* [Exercise brief]
Pictures don't belong in the copy; print all the records exactly.

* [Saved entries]
..........

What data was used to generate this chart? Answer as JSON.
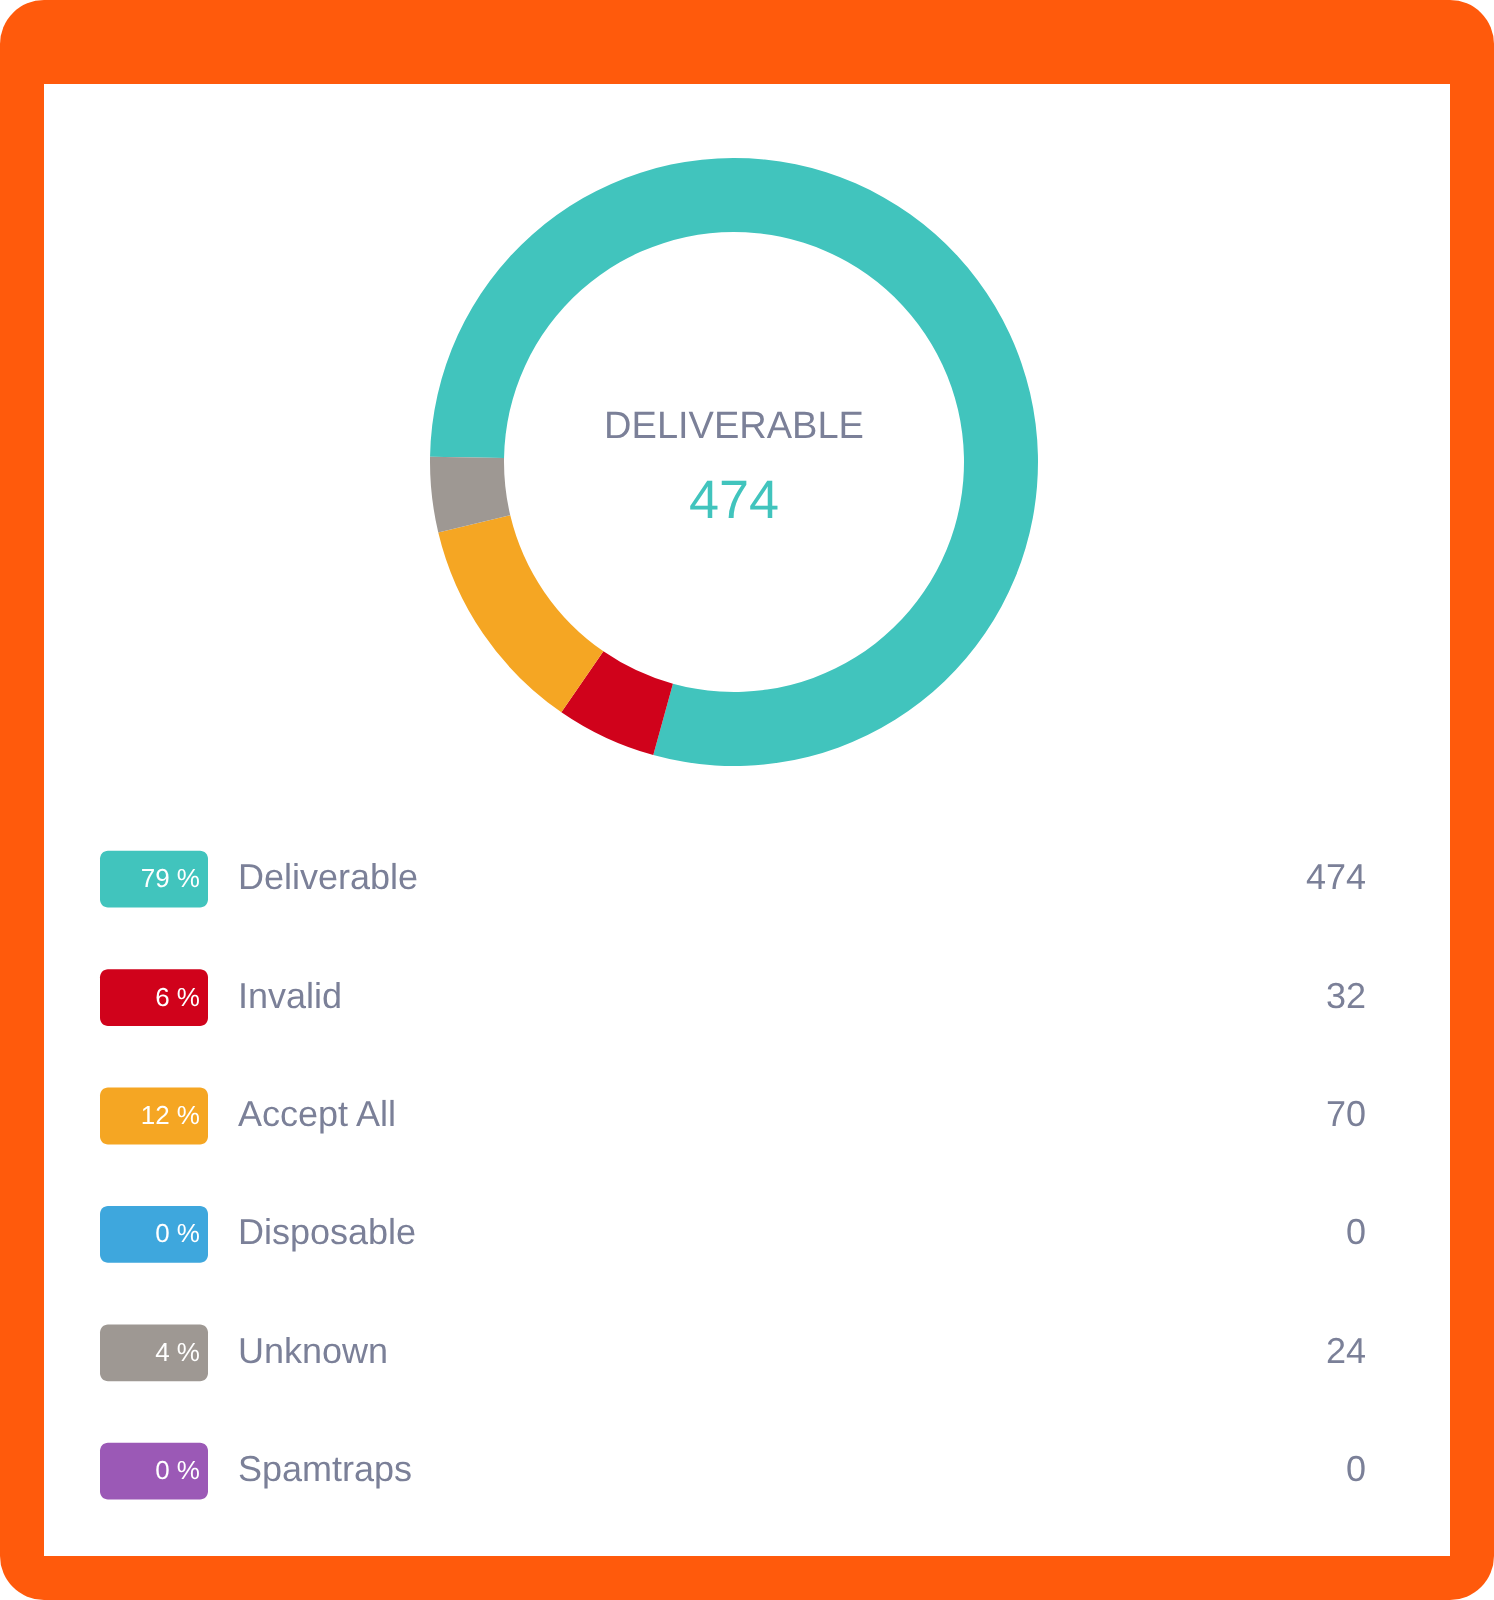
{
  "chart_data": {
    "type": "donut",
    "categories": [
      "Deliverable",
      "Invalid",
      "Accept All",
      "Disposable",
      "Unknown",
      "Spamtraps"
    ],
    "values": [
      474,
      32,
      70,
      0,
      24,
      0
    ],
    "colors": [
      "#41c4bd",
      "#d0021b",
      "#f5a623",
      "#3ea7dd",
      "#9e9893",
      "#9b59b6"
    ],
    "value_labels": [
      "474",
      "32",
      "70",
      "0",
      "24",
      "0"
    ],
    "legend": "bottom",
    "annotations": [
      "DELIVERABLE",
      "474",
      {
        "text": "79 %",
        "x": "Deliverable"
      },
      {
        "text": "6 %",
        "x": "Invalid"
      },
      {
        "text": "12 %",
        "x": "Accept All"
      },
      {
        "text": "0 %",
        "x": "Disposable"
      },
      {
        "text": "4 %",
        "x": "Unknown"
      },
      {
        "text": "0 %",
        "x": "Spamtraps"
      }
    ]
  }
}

..........

* [Response to this task]
What data was used to generate this chart? Answer as JSON.
{
  "chart_data": {
    "type": "donut",
    "categories": [
      "Deliverable",
      "Invalid",
      "Accept All",
      "Disposable",
      "Unknown",
      "Spamtraps"
    ],
    "values": [
      474,
      32,
      70,
      0,
      24,
      0
    ],
    "colors": [
      "#41c4bd",
      "#d0021b",
      "#f5a623",
      "#3ea7dd",
      "#9e9893",
      "#9b59b6"
    ],
    "value_labels": [
      "474",
      "32",
      "70",
      "0",
      "24",
      "0"
    ],
    "legend": "bottom",
    "annotations": [
      "DELIVERABLE",
      "474",
      {
        "text": "79 %",
        "x": "Deliverable"
      },
      {
        "text": "6 %",
        "x": "Invalid"
      },
      {
        "text": "12 %",
        "x": "Accept All"
      },
      {
        "text": "0 %",
        "x": "Disposable"
      },
      {
        "text": "4 %",
        "x": "Unknown"
      },
      {
        "text": "0 %",
        "x": "Spamtraps"
      }
    ]
  }
}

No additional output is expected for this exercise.